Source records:
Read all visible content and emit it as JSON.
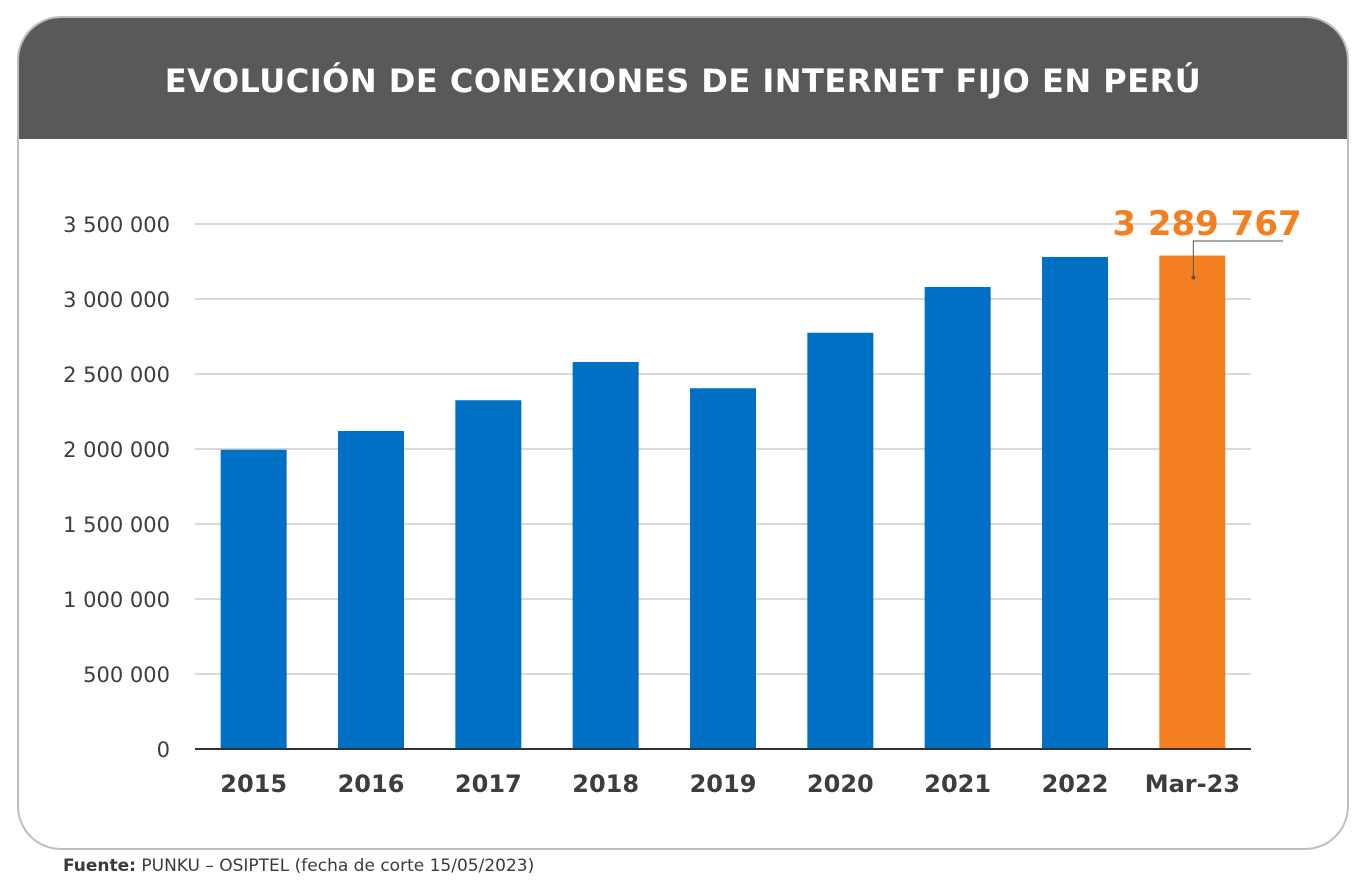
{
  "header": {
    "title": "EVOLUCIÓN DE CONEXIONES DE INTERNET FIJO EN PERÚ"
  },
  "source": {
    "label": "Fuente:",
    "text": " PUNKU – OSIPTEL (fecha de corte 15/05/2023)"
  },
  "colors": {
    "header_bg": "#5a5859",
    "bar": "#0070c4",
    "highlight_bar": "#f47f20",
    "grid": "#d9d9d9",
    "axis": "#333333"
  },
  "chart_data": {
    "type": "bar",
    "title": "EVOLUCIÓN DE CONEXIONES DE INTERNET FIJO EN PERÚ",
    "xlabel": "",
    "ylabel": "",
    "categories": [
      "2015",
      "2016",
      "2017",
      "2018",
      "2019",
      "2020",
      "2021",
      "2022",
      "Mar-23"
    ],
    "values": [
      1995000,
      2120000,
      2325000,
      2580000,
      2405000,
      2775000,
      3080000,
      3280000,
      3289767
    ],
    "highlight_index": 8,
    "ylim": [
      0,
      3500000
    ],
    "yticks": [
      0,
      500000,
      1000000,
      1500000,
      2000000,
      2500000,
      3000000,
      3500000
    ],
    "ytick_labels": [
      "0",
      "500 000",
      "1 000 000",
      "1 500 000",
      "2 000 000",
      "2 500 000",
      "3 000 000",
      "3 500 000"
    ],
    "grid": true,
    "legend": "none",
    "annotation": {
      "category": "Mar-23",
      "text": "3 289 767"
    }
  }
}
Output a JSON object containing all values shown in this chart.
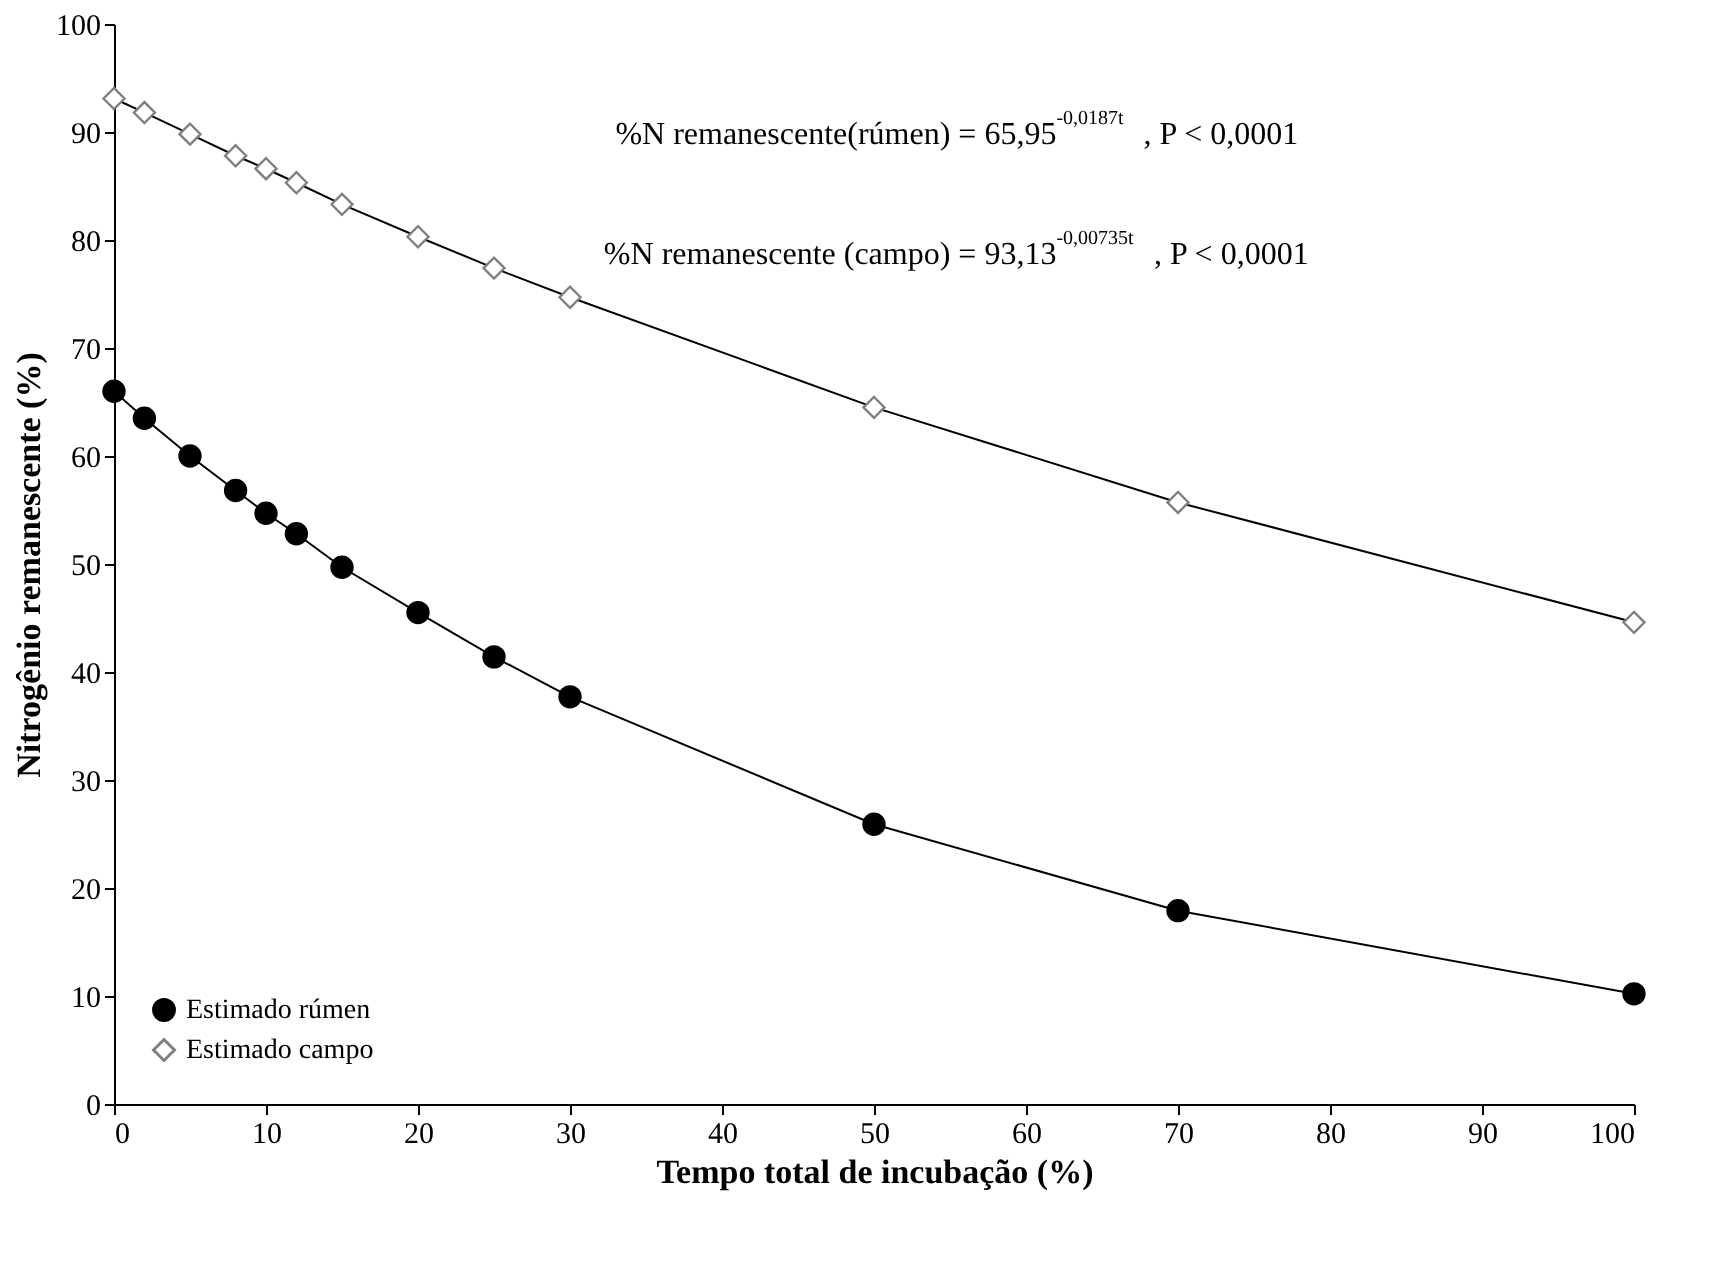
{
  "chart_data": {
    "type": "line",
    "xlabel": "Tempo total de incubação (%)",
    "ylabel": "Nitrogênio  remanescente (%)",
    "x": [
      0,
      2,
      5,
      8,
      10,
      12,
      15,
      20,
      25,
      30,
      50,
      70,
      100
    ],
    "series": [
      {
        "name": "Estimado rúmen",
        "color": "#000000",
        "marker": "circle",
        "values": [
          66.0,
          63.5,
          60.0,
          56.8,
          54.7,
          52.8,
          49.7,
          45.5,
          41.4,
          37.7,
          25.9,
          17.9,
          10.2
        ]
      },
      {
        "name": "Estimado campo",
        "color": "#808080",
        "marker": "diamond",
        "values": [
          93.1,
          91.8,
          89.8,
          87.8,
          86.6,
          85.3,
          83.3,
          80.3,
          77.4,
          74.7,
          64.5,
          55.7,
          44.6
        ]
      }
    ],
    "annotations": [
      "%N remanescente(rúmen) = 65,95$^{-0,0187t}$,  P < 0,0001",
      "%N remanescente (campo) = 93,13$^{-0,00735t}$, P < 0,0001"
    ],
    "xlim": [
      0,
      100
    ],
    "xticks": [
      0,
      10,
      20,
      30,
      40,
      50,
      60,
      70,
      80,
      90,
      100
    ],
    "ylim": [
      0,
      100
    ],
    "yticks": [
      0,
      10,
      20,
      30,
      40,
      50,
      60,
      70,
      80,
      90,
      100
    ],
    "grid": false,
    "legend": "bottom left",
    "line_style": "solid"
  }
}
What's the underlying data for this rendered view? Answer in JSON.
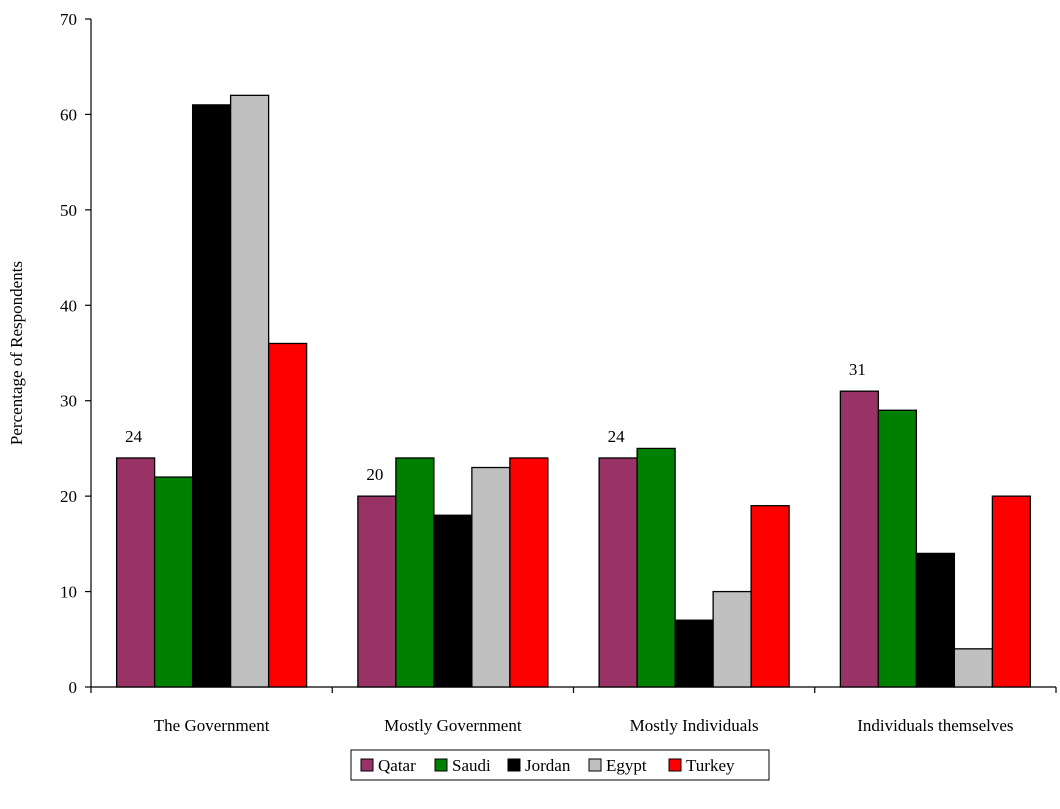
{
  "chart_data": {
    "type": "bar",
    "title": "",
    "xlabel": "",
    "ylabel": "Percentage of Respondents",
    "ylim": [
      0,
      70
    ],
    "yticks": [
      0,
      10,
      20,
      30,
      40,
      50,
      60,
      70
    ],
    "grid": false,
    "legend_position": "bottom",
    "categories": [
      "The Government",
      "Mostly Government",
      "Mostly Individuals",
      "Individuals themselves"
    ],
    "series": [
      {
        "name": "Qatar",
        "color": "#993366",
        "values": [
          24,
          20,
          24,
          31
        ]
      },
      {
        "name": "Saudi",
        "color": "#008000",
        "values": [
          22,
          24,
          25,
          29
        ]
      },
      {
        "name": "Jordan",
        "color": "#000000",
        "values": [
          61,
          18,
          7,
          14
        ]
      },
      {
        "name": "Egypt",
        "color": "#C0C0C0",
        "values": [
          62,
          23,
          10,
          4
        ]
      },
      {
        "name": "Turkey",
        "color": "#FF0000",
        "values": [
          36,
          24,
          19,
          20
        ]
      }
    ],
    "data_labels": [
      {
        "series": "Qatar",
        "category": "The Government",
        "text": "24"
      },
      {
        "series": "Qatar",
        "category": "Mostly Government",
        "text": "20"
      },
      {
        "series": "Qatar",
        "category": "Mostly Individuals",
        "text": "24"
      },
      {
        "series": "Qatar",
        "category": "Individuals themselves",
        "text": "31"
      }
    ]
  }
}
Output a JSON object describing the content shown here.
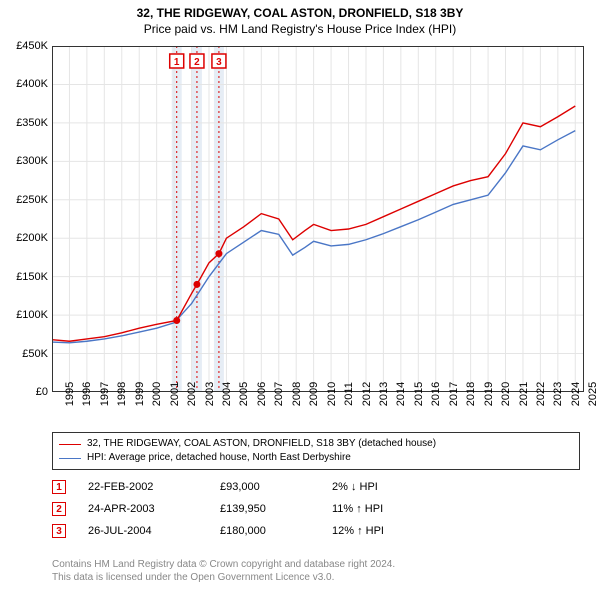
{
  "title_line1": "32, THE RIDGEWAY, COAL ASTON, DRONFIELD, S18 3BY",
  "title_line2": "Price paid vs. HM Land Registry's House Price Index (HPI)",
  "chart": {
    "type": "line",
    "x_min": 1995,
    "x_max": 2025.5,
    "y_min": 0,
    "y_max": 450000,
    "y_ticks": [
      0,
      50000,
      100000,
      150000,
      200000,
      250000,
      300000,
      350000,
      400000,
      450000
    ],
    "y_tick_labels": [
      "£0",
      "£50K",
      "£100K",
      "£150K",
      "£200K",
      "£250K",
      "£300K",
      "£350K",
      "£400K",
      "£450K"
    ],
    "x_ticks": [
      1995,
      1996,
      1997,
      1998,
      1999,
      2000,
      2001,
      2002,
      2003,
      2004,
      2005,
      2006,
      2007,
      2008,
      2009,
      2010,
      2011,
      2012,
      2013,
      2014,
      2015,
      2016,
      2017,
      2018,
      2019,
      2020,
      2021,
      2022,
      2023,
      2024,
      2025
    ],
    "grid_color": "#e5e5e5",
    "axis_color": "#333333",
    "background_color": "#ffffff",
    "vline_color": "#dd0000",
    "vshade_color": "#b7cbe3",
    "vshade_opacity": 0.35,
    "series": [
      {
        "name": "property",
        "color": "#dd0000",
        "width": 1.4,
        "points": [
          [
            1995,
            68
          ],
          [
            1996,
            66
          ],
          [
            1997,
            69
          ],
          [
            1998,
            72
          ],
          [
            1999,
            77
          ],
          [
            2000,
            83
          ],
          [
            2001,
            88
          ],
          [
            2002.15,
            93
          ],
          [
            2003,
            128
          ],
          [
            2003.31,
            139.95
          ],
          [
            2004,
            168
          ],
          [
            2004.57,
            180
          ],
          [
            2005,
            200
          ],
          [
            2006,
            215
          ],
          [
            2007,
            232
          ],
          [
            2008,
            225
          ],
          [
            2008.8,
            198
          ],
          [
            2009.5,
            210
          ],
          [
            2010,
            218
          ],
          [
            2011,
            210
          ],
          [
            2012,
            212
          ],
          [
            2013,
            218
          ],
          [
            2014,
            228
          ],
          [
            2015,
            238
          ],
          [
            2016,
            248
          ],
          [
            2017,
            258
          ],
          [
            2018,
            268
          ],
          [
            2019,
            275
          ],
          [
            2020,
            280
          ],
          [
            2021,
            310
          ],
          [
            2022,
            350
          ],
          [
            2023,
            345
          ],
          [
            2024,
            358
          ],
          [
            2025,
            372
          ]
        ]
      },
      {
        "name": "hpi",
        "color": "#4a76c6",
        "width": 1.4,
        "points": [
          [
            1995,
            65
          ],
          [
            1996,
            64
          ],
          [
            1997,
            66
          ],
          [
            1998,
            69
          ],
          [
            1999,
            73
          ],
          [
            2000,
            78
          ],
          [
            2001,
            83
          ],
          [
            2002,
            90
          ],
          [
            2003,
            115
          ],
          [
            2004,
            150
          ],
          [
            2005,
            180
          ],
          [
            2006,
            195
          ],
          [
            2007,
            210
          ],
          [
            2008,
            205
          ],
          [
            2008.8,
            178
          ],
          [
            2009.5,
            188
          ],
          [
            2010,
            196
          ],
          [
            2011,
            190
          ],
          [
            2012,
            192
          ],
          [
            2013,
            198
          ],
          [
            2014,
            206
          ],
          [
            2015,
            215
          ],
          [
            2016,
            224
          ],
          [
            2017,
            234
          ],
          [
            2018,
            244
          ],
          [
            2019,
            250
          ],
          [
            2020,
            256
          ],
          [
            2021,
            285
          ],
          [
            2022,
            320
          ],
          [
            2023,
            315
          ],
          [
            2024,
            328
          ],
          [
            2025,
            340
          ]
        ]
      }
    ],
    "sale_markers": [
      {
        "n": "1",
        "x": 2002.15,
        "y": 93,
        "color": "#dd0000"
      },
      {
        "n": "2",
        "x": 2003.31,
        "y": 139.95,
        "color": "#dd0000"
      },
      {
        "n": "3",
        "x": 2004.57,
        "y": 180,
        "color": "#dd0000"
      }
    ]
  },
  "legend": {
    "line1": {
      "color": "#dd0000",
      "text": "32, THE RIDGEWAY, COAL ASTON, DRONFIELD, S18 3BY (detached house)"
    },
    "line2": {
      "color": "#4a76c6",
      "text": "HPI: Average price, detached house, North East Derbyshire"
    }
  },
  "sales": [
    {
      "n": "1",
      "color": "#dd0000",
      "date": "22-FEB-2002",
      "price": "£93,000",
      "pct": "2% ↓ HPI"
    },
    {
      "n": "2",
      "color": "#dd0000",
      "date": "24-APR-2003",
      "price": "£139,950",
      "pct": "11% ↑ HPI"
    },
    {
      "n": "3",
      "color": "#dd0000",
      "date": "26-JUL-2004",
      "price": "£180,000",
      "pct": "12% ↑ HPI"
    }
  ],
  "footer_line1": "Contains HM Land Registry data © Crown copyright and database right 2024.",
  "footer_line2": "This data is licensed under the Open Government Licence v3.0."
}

▸ What is asked
Find all lines where the word "text" appears. Copy them.

▸ In response
    "text": " PUNKU – OSIPTEL (fecha de corte 15/05/2023)"
      "text": "3 289 767"
        "text": "24"
        "text": "20"
        "text": "24"
        "text": "31"
      "text": "32, THE RIDGEWAY, COAL ASTON, DRONFIELD, S18 3BY (detached house)"
      "text": "HPI: Average price, detached house, North East Derbyshire"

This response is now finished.